» MATERIAL PROVIDED
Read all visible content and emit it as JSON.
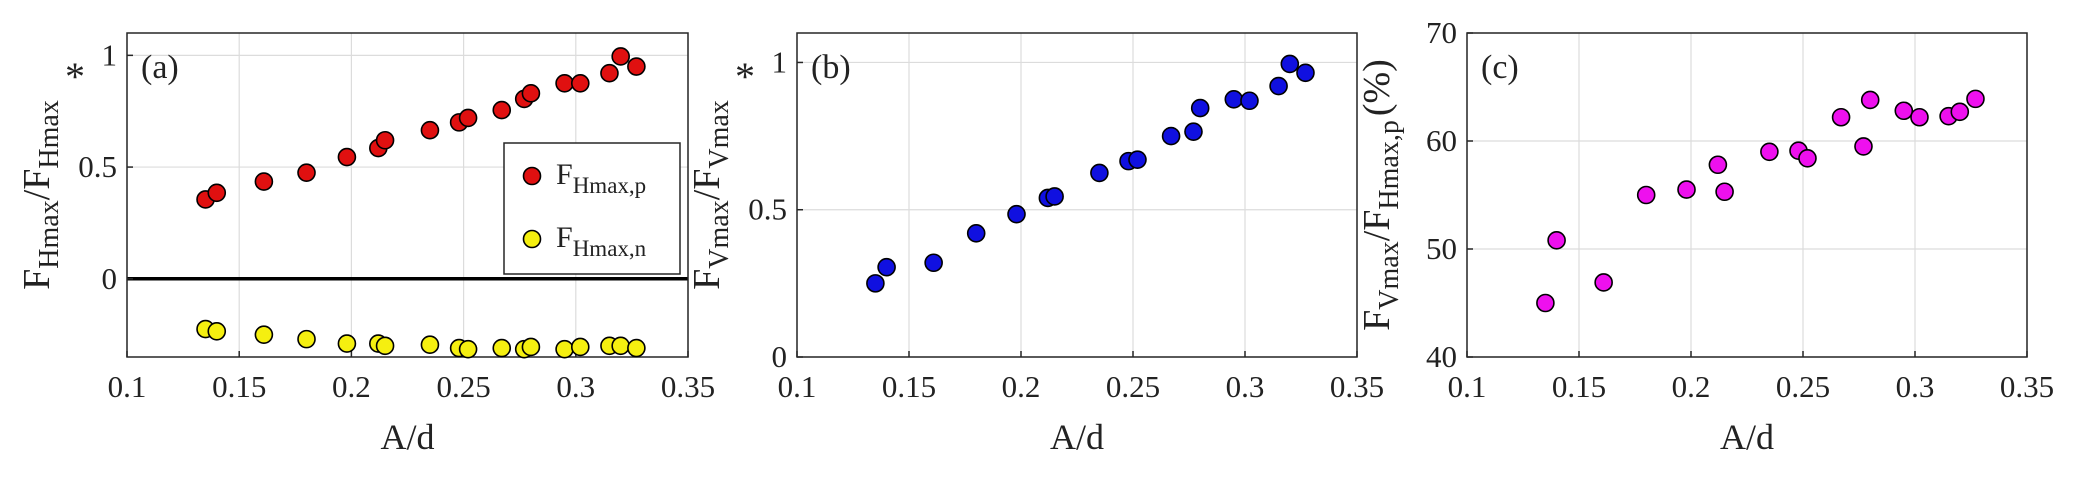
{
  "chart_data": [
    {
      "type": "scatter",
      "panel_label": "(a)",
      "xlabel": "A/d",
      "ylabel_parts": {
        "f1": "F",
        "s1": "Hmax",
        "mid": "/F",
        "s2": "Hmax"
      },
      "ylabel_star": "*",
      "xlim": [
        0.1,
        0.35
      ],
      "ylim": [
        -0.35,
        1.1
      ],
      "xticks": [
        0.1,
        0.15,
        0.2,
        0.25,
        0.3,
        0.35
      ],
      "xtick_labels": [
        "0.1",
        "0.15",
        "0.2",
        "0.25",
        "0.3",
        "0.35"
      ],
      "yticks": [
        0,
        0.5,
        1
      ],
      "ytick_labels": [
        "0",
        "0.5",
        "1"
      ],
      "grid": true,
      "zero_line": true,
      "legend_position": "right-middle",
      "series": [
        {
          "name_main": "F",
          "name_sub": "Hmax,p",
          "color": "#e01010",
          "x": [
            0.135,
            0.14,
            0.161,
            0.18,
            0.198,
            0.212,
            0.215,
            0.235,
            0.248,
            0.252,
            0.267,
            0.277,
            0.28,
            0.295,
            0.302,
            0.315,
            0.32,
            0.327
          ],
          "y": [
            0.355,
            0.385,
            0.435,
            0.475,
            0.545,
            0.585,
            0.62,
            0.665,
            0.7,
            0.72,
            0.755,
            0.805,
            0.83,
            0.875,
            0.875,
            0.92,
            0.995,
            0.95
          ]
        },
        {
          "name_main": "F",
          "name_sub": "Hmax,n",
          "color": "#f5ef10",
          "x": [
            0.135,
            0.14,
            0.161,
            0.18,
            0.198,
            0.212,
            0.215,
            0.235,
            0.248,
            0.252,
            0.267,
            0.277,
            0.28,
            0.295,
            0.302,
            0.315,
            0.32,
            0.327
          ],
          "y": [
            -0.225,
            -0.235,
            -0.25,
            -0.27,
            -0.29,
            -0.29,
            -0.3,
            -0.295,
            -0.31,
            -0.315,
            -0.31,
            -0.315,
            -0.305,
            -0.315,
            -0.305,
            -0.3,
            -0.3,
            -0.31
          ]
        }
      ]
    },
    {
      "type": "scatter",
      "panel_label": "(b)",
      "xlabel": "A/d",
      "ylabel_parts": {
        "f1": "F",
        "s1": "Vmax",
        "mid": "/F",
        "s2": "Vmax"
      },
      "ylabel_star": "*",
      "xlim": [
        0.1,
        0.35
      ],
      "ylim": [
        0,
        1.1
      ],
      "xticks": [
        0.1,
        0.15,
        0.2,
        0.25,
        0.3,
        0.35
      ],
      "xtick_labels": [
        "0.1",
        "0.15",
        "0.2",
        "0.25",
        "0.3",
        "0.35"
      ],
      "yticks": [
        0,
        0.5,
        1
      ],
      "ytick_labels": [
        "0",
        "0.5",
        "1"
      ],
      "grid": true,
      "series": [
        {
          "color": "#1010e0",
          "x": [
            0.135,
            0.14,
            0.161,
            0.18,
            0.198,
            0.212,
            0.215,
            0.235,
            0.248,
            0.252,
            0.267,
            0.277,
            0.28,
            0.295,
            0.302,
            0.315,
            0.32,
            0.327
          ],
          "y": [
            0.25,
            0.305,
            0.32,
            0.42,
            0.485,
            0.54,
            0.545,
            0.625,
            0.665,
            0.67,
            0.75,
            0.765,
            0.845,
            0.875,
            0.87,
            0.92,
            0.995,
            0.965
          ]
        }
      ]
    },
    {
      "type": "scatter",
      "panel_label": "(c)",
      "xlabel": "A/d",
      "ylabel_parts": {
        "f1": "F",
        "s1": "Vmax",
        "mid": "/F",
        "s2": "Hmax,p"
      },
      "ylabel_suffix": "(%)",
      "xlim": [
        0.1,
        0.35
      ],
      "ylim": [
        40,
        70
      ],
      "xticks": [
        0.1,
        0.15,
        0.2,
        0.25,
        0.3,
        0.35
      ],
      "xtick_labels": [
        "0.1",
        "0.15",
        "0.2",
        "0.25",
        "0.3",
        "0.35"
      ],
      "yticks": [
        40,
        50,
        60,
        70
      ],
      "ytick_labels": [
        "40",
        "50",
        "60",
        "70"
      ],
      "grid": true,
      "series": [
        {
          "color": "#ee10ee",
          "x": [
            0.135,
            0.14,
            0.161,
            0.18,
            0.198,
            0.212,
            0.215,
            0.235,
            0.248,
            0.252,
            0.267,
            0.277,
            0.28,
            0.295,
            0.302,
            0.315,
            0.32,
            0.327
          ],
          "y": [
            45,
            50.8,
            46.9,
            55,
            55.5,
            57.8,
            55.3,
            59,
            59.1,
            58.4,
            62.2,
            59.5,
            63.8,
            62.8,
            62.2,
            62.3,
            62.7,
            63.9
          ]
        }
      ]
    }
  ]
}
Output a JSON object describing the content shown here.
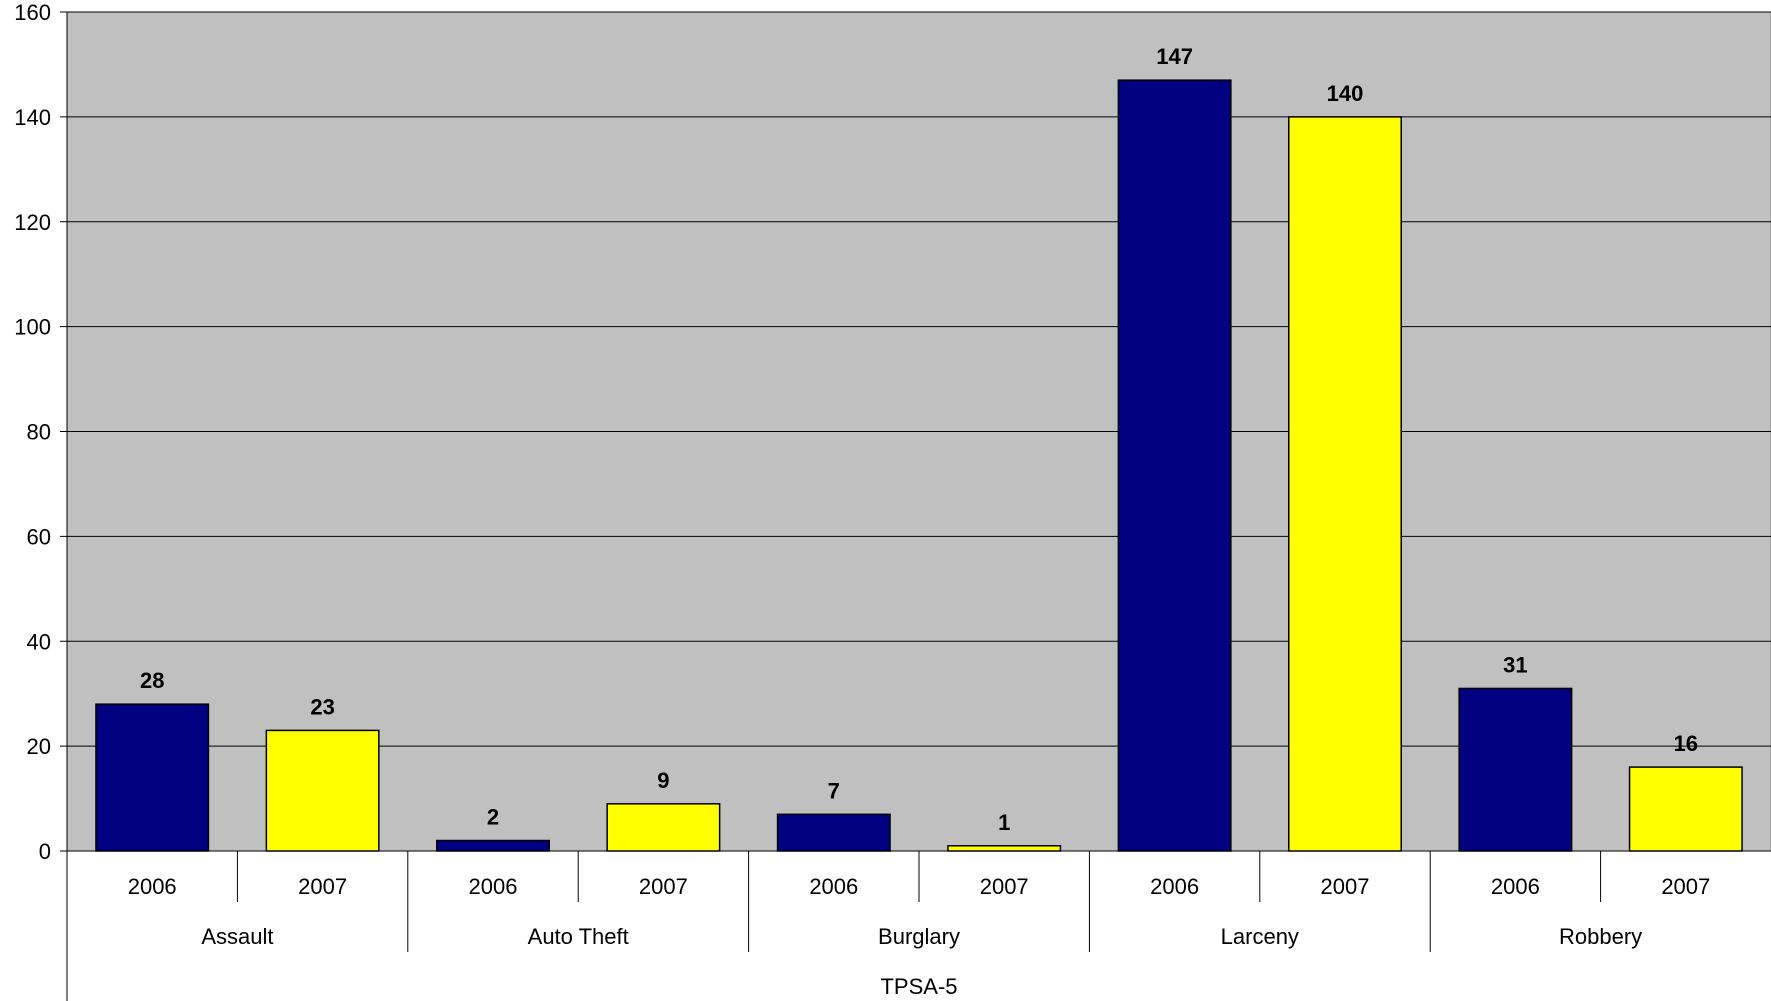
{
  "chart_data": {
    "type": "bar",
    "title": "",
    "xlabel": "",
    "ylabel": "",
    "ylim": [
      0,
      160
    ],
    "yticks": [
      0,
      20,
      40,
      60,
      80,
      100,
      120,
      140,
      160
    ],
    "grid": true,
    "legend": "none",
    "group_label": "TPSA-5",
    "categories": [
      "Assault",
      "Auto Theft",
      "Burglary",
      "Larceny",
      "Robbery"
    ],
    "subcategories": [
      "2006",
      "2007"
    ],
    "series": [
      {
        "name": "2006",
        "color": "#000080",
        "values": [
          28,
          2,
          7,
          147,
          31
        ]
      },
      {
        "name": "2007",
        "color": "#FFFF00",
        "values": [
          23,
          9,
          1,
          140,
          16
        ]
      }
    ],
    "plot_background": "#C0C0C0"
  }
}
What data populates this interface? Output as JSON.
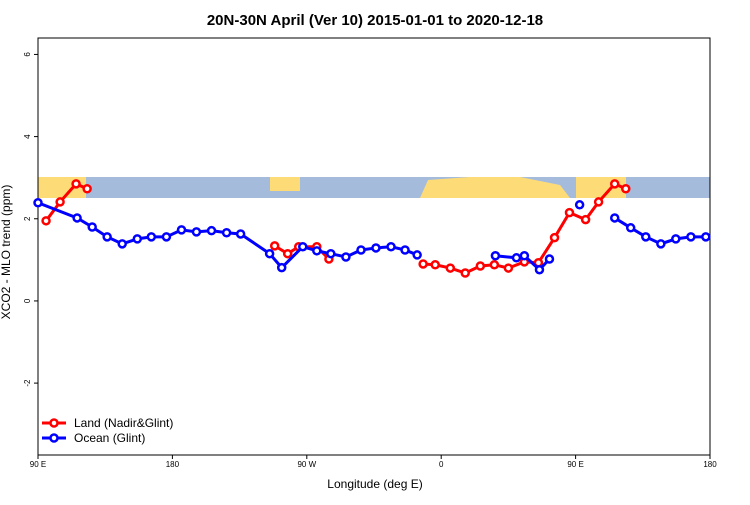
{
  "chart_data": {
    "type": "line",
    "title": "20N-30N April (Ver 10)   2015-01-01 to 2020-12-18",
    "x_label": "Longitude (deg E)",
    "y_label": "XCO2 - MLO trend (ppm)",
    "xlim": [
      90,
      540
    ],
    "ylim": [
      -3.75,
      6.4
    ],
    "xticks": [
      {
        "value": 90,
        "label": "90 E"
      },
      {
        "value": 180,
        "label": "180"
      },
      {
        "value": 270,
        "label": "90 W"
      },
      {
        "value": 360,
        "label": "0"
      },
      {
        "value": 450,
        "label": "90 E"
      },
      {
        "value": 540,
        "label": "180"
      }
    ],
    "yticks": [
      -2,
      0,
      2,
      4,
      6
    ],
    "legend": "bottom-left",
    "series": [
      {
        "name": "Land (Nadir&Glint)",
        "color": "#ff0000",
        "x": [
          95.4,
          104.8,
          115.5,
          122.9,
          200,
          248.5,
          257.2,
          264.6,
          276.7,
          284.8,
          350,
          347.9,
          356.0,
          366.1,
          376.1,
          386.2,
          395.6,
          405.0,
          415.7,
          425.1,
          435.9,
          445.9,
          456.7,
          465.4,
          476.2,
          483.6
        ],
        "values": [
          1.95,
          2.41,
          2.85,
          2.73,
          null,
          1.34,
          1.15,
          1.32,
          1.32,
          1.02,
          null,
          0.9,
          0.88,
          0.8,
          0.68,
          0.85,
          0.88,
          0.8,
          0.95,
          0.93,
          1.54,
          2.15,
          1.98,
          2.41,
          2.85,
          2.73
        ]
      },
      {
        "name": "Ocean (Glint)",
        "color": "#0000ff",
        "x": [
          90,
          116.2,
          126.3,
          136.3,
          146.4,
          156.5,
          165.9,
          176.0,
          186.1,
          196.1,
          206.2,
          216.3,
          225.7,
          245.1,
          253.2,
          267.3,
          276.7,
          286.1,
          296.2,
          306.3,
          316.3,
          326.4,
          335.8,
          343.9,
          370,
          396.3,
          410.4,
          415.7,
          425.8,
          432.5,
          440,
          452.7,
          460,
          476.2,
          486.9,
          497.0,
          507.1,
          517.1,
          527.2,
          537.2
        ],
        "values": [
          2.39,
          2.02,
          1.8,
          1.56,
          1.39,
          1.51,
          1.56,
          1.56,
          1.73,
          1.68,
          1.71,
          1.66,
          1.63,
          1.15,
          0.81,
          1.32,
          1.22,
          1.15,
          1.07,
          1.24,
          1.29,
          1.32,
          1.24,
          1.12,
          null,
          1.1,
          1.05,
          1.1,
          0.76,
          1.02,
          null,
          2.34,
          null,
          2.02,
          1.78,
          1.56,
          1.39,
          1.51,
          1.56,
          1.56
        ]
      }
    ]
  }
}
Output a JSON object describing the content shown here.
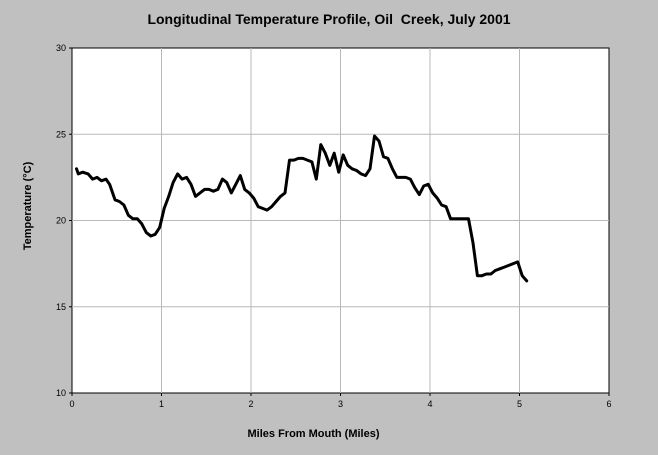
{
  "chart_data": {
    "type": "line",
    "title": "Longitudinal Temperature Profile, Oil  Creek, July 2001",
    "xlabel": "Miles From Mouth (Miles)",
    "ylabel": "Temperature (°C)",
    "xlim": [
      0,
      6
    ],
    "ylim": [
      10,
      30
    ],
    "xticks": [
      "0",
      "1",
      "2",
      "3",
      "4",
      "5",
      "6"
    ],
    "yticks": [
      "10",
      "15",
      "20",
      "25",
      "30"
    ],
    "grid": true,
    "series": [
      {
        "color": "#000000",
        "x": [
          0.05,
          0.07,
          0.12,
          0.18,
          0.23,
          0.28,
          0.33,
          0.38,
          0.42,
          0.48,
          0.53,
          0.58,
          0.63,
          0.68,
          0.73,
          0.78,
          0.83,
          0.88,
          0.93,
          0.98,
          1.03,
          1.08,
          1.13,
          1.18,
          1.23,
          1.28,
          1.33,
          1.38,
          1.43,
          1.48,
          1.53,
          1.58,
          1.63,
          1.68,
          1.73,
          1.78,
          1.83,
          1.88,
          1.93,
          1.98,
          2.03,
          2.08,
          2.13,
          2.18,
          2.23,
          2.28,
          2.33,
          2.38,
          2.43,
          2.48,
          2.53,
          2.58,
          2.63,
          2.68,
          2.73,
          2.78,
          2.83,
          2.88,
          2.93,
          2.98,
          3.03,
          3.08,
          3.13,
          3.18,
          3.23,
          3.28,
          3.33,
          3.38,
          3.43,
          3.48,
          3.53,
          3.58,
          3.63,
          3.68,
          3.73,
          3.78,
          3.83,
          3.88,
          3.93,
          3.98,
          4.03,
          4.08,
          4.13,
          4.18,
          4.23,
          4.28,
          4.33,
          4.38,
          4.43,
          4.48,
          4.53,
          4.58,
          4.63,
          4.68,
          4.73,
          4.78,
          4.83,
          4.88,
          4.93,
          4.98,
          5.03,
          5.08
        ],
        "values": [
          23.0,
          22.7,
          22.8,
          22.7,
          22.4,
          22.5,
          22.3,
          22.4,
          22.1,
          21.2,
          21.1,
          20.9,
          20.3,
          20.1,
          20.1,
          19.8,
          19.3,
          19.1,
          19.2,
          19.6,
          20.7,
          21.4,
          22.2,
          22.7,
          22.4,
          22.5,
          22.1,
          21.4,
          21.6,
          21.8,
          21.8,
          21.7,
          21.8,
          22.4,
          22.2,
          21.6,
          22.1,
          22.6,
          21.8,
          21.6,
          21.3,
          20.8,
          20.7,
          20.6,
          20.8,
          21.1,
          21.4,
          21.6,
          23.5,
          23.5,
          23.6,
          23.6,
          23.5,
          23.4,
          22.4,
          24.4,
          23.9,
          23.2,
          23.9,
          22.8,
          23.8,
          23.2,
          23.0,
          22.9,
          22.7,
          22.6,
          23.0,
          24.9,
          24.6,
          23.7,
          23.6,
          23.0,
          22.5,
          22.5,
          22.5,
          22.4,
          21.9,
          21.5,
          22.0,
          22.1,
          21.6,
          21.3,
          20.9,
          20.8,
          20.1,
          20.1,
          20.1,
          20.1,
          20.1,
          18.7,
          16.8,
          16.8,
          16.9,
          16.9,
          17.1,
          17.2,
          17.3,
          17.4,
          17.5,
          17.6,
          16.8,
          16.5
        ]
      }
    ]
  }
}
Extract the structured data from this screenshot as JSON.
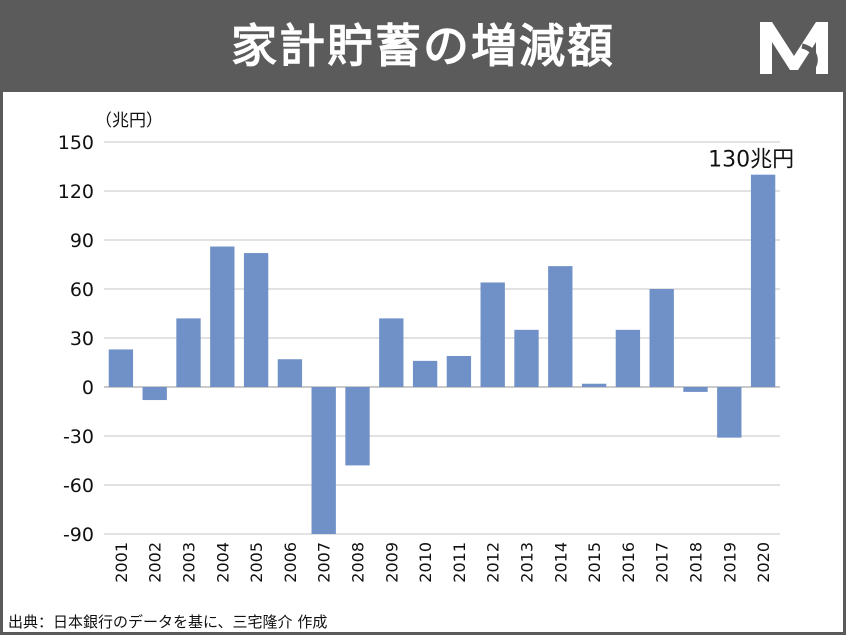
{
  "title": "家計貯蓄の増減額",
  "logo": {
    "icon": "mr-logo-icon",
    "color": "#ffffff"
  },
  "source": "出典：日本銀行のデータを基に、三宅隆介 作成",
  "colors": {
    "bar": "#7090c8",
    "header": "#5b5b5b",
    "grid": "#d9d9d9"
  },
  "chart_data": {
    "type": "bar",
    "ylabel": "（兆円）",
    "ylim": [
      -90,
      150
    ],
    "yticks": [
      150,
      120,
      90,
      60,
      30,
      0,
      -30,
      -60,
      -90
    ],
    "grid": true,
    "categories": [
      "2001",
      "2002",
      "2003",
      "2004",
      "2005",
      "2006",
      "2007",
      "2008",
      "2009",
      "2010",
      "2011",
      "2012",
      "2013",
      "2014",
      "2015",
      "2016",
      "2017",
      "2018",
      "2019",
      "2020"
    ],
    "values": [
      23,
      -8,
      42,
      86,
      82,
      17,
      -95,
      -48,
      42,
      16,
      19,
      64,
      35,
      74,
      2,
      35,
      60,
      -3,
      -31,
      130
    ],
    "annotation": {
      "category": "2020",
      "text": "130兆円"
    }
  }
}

» REQUIRED TASK
Copy out all lines from the material above that contain the string "Temperature".

» RESULT
    "title": "Longitudinal Temperature Profile, Oil  Creek, July 2001",
    "ylabel": "Temperature (°C)",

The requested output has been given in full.